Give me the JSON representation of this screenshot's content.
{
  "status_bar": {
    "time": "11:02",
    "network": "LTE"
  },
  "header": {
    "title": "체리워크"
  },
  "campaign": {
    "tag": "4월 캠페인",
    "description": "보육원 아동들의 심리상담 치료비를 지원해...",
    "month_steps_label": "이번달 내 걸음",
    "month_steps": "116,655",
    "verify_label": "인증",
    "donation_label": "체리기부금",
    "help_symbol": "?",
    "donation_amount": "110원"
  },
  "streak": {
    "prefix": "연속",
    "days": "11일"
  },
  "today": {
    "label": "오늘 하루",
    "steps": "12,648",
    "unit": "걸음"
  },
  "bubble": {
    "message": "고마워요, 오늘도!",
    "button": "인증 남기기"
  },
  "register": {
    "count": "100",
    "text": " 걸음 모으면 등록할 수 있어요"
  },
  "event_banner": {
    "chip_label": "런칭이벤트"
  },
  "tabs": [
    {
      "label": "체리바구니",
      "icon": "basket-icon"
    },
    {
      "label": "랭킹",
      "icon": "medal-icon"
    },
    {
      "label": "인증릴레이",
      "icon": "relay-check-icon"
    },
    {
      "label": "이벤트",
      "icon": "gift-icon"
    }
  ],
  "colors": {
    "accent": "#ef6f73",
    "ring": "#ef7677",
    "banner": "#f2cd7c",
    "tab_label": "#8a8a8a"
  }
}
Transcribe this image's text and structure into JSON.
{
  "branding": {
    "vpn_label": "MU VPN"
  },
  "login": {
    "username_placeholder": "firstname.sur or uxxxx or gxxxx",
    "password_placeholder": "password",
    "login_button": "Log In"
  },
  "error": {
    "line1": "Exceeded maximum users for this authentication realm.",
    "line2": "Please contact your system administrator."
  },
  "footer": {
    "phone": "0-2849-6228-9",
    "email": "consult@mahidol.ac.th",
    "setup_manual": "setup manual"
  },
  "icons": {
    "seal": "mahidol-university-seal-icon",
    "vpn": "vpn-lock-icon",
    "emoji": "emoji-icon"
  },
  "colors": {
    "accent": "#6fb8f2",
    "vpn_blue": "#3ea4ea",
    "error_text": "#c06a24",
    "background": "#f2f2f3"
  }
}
★ ★ ★ ★ ★ ★ ★
Go through the entries above and pull out each line with "this" in it.

**Complete output**.
Give me the JSON representation of this screenshot's content.
Transcribe this image's text and structure into JSON.
    "line1": "Exceeded maximum users for this authentication realm.",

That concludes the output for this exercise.